======== Extracted material ========
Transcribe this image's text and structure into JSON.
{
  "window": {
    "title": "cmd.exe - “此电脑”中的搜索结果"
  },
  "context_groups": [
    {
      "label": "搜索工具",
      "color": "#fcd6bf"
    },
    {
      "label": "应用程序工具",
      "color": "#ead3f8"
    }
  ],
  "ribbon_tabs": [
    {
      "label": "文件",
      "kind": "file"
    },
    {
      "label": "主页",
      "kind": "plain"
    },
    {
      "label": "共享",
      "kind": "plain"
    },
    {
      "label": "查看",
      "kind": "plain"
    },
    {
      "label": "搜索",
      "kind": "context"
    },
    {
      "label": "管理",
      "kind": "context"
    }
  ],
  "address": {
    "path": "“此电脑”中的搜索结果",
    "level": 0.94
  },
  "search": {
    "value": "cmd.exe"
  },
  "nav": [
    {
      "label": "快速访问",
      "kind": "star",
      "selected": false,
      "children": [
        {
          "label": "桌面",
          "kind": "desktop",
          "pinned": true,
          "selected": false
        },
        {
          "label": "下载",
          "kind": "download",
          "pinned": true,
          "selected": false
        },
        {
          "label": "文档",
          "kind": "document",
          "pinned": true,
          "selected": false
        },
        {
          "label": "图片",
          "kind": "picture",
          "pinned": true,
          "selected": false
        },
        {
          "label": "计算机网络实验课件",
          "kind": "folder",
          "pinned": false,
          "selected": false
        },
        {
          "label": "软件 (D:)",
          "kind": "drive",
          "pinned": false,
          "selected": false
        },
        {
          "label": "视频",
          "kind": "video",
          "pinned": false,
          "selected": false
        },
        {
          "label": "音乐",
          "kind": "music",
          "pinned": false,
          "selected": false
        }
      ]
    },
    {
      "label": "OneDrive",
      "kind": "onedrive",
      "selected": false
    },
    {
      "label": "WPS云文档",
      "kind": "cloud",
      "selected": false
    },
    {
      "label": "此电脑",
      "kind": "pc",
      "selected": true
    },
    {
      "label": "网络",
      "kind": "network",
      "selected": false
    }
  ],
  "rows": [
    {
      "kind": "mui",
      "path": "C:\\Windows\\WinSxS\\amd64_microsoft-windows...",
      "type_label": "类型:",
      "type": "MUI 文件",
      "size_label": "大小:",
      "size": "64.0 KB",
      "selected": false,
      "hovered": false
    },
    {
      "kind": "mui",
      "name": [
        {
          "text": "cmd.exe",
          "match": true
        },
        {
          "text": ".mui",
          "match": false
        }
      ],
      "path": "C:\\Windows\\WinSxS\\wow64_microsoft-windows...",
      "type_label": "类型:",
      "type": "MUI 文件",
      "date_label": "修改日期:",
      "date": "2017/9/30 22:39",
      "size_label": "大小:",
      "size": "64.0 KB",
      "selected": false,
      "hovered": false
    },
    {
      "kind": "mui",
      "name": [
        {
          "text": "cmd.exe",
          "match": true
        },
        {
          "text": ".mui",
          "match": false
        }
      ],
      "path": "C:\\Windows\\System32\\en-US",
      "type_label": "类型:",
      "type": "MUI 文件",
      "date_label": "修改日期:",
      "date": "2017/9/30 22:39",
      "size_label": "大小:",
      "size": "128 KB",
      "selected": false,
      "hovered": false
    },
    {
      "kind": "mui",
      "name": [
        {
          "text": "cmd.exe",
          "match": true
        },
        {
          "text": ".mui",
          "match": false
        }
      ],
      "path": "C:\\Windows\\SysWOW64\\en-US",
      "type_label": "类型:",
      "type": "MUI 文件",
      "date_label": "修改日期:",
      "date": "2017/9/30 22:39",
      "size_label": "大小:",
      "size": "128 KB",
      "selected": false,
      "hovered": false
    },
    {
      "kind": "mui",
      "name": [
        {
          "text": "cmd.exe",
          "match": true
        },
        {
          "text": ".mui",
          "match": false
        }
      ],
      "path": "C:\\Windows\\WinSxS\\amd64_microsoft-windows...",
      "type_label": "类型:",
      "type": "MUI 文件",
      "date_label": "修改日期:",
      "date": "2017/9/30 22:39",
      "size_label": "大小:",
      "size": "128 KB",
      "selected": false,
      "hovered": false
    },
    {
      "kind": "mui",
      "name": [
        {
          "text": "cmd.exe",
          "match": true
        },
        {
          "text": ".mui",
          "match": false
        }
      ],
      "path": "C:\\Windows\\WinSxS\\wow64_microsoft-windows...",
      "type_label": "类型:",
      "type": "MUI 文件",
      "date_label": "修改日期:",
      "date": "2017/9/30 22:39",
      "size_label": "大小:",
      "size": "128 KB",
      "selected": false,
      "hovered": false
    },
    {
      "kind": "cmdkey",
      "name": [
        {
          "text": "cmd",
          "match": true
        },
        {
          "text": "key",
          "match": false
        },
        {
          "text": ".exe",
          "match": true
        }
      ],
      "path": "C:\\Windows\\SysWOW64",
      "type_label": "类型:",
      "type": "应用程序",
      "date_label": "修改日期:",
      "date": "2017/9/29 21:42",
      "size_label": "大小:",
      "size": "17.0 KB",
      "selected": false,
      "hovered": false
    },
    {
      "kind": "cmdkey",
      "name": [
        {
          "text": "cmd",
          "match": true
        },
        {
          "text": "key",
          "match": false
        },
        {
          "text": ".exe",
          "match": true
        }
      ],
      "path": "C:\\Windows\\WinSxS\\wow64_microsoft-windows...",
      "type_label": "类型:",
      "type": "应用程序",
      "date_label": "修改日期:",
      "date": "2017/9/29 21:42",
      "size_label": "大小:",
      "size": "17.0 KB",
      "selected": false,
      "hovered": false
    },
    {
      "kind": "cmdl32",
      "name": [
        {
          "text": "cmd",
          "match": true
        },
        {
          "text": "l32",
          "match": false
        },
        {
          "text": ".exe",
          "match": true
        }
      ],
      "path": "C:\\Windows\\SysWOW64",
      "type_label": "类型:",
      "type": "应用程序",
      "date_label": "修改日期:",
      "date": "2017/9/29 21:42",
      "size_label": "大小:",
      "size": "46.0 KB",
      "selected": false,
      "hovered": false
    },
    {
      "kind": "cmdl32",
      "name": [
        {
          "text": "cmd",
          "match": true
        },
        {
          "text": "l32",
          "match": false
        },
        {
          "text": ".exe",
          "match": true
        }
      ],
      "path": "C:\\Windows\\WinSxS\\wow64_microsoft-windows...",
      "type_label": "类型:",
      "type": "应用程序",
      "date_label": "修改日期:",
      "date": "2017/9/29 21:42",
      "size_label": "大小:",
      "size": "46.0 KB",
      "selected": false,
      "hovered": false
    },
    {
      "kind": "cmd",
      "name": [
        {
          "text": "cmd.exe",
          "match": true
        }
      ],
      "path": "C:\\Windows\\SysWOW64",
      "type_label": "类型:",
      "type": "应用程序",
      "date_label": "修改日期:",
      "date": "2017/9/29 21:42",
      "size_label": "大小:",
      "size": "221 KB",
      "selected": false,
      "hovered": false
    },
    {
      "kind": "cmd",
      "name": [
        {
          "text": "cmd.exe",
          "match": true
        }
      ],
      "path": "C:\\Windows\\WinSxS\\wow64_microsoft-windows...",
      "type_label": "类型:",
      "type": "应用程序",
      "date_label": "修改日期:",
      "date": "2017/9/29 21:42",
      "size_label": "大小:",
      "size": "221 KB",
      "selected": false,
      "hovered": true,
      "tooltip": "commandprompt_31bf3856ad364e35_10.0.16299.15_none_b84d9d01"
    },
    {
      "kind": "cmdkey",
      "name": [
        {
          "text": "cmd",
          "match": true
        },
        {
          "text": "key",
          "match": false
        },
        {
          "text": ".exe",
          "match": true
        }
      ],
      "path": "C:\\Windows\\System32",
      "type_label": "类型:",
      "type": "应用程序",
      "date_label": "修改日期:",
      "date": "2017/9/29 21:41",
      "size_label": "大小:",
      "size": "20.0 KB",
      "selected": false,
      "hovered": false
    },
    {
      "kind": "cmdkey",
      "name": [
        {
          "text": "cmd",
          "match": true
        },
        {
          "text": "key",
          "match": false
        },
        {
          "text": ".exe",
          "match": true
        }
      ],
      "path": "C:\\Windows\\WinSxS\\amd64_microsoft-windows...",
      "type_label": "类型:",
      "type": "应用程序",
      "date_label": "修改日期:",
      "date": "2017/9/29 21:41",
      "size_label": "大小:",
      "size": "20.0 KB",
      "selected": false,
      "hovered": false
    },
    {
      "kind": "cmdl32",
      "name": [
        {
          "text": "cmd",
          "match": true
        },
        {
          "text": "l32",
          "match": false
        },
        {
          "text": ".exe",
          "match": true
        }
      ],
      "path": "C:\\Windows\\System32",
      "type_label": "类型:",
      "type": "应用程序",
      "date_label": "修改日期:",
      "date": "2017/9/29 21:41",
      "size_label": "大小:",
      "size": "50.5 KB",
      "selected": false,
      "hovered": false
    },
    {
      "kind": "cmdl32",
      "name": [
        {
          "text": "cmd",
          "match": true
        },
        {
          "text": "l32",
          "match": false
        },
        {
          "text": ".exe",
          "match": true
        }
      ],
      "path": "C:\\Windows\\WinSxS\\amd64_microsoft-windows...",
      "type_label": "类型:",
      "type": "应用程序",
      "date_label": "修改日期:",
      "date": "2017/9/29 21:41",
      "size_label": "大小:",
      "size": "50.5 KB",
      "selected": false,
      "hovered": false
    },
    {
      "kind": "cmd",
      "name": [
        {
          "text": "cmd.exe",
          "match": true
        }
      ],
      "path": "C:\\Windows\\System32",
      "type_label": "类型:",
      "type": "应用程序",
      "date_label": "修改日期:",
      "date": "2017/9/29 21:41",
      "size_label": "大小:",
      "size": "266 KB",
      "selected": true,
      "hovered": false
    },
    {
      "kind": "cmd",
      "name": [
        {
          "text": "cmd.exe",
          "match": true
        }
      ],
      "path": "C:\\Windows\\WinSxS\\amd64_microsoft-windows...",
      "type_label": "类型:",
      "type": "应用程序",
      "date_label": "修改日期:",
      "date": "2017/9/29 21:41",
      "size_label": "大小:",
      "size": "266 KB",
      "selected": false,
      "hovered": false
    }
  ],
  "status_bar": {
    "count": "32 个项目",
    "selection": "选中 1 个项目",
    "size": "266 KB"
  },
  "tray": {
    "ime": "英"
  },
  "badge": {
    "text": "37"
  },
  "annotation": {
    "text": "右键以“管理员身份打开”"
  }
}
========
* _What is asked_:
Gather every line from the listing above in which "中的搜索结果" appears, and copy those lines.

* _The response_:
    "title": "cmd.exe - “此电脑”中的搜索结果"
    "path": "“此电脑”中的搜索结果",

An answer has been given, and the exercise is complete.